[START OF TASK INPUT]
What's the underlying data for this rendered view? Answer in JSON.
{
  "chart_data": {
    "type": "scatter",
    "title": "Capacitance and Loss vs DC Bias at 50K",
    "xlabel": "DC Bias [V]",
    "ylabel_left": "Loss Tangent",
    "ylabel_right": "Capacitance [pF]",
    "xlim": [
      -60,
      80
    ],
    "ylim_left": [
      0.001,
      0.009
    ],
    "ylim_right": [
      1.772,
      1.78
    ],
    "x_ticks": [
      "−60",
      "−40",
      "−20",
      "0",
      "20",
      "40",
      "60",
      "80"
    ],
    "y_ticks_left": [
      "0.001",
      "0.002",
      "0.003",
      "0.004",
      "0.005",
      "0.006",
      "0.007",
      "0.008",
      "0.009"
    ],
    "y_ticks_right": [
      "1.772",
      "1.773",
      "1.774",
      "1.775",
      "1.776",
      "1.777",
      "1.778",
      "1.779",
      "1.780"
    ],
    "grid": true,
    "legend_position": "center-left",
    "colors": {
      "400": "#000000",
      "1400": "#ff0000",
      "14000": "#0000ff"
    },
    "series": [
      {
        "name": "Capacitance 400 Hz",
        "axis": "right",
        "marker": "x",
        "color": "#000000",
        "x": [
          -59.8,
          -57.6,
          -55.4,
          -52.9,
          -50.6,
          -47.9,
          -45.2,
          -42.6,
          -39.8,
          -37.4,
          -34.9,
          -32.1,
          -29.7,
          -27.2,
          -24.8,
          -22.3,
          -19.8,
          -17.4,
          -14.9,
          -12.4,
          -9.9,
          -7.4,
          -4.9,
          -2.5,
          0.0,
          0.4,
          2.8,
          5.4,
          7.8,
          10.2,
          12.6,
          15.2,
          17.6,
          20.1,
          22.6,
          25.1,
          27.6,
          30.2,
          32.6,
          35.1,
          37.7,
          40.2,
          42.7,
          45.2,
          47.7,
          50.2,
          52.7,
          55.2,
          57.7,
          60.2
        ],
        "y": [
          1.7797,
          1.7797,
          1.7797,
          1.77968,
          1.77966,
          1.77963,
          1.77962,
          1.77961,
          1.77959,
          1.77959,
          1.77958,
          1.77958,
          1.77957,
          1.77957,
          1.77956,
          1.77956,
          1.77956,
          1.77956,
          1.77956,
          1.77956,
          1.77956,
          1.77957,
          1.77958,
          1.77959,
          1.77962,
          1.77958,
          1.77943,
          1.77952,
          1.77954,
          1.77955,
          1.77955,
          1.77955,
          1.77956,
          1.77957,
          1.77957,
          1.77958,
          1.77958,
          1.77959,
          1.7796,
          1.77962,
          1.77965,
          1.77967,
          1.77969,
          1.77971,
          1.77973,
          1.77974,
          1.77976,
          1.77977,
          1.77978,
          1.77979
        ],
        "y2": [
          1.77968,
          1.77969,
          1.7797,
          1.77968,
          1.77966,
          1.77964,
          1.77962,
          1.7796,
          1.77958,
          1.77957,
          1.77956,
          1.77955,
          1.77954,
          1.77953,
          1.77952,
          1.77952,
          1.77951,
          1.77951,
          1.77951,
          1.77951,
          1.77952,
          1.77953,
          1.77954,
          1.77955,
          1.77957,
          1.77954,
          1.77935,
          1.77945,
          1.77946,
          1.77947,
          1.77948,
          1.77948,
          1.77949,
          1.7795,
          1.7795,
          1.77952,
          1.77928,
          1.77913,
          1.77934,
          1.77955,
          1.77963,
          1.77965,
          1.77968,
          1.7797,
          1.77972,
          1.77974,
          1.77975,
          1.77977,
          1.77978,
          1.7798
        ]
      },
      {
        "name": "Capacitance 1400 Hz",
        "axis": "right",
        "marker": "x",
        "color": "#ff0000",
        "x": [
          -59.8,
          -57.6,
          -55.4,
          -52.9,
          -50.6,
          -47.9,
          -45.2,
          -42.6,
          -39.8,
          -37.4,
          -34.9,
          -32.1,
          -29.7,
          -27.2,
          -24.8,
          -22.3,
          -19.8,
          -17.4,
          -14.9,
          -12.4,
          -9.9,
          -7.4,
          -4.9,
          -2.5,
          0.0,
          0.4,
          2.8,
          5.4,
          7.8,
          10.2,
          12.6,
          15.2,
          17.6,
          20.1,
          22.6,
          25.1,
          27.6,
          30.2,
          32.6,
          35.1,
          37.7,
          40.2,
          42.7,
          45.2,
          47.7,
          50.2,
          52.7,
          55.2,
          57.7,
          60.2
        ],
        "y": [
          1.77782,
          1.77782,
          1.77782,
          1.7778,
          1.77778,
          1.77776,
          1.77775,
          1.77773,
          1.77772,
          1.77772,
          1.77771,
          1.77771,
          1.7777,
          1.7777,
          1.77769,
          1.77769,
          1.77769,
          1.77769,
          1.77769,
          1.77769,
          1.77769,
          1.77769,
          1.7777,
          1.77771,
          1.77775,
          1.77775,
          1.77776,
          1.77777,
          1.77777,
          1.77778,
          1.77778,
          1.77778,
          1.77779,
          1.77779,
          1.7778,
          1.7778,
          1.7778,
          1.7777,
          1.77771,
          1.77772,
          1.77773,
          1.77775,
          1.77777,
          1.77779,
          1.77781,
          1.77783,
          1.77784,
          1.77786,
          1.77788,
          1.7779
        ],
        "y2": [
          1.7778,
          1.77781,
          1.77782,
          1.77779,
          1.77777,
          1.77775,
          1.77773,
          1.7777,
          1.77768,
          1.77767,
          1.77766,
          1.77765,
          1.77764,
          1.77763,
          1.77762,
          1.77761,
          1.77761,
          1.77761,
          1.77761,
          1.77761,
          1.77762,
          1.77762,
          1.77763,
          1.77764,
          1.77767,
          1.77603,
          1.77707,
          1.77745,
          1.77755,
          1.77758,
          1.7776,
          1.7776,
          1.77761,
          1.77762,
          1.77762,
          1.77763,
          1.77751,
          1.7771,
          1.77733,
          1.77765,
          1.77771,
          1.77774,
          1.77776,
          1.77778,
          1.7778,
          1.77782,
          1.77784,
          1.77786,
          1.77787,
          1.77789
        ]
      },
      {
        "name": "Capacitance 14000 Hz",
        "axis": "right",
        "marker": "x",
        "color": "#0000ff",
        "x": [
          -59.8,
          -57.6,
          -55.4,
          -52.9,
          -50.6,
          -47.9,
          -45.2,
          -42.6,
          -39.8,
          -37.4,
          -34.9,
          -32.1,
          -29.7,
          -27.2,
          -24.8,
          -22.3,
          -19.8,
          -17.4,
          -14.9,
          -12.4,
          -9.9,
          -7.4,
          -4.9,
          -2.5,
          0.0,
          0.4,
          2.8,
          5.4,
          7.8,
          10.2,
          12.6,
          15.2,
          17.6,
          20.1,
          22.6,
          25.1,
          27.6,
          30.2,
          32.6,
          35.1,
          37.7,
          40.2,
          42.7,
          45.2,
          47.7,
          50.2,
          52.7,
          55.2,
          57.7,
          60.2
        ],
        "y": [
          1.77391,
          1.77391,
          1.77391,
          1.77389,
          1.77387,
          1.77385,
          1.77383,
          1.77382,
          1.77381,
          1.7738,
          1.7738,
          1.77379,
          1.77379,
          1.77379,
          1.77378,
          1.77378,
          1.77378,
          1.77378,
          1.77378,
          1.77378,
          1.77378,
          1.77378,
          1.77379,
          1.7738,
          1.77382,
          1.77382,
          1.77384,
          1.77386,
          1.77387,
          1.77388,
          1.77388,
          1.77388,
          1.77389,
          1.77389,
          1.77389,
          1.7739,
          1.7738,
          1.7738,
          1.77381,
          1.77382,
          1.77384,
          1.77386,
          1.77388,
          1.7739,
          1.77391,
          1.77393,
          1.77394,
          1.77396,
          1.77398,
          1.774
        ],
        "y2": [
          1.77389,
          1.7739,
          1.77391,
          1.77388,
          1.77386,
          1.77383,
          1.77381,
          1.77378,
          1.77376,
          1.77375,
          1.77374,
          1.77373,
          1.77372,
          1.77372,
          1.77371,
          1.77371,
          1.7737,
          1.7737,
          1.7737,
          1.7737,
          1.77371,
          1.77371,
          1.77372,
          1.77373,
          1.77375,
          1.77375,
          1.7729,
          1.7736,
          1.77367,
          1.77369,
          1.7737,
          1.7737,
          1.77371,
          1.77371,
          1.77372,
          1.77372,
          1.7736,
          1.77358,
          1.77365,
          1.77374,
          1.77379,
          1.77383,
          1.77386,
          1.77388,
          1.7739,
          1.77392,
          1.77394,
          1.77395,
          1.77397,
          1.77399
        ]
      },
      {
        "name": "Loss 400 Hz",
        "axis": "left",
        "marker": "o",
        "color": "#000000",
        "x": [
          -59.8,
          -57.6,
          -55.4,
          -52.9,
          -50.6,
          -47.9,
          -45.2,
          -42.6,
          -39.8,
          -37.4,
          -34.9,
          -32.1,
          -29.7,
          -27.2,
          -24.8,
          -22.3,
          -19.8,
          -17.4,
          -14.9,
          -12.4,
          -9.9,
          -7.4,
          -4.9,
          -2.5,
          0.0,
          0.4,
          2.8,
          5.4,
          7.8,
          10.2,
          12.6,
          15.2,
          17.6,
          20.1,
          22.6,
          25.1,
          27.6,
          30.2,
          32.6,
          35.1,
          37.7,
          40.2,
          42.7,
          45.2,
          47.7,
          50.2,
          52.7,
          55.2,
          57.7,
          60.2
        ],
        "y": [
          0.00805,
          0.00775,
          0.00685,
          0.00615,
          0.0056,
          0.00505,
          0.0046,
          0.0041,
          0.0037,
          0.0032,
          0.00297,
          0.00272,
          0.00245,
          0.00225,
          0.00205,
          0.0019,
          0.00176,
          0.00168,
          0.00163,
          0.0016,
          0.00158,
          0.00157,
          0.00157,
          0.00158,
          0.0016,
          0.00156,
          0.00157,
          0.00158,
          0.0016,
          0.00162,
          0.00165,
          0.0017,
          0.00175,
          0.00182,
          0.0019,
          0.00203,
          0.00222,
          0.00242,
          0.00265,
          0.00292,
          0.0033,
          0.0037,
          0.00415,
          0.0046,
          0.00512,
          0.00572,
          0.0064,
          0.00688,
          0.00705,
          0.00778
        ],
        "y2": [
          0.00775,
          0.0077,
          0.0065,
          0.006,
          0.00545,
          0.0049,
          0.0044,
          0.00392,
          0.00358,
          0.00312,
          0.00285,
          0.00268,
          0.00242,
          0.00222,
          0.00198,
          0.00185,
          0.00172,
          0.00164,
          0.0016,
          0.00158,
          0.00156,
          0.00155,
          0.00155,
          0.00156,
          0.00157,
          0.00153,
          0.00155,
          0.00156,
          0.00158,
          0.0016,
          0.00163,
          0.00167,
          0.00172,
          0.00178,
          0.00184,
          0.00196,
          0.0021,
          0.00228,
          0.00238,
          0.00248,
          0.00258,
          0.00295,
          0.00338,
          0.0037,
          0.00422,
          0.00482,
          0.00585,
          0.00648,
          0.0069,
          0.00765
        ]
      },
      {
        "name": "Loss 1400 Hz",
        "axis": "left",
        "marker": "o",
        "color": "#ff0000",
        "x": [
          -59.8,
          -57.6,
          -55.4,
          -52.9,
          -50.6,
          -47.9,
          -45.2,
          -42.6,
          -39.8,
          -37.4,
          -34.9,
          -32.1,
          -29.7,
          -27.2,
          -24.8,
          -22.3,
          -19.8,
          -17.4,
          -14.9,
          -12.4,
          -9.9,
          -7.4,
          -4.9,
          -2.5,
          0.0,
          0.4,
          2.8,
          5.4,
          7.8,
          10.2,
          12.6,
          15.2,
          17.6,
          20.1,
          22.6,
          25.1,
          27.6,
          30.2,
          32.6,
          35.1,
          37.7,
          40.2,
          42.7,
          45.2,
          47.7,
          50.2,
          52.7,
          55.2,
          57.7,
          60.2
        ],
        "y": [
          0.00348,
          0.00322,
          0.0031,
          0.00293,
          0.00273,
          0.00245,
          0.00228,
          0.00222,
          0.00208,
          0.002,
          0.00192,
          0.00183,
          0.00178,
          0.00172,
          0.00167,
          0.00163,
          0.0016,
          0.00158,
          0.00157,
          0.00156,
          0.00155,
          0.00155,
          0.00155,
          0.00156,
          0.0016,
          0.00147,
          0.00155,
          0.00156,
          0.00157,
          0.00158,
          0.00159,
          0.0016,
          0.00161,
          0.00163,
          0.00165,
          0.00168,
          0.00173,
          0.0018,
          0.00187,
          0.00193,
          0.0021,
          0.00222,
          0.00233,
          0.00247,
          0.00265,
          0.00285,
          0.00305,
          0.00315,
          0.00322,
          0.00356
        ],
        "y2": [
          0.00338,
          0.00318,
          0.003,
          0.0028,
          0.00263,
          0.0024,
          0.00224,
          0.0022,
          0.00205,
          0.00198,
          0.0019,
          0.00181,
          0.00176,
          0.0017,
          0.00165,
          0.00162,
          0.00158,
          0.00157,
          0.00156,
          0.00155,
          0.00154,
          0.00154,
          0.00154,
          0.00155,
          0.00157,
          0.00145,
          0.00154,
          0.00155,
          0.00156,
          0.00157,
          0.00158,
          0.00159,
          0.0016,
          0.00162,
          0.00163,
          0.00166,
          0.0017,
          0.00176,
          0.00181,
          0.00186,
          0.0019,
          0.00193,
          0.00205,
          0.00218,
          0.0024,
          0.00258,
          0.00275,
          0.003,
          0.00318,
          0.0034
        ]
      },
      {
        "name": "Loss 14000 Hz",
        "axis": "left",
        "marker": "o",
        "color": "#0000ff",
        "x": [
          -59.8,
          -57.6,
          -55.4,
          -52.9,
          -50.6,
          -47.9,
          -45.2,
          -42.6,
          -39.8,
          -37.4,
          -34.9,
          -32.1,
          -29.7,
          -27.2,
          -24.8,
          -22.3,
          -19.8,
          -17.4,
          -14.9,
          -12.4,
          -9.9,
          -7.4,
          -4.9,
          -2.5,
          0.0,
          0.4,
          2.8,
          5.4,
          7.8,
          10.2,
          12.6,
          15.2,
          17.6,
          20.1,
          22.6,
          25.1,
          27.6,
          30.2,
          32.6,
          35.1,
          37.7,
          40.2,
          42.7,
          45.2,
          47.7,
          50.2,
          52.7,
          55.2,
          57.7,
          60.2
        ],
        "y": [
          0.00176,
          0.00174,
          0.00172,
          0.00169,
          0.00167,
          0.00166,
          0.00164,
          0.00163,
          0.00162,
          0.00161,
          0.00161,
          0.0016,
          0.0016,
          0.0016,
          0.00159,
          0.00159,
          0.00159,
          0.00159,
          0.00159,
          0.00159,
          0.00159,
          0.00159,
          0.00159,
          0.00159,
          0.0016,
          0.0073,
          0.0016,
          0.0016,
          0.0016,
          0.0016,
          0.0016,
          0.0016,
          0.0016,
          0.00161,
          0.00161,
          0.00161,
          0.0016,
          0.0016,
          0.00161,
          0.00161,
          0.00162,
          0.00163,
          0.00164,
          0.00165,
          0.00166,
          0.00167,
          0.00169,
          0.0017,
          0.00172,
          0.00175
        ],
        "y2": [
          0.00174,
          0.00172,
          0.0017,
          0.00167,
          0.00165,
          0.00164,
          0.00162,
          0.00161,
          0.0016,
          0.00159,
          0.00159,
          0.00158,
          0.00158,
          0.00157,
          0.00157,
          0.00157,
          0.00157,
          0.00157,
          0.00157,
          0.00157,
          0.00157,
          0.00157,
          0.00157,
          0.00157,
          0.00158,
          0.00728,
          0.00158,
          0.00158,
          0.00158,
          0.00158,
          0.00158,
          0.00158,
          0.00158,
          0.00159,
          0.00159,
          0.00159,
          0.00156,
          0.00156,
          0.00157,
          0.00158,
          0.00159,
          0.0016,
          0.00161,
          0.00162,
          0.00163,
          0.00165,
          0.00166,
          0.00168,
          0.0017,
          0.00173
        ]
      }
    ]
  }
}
[END OF TASK INPUT]
◆ **YOUR OBJECTIVE**
Determine how many lines include the string "Loss". Give no answer but the number.

◆ **REPLY**
5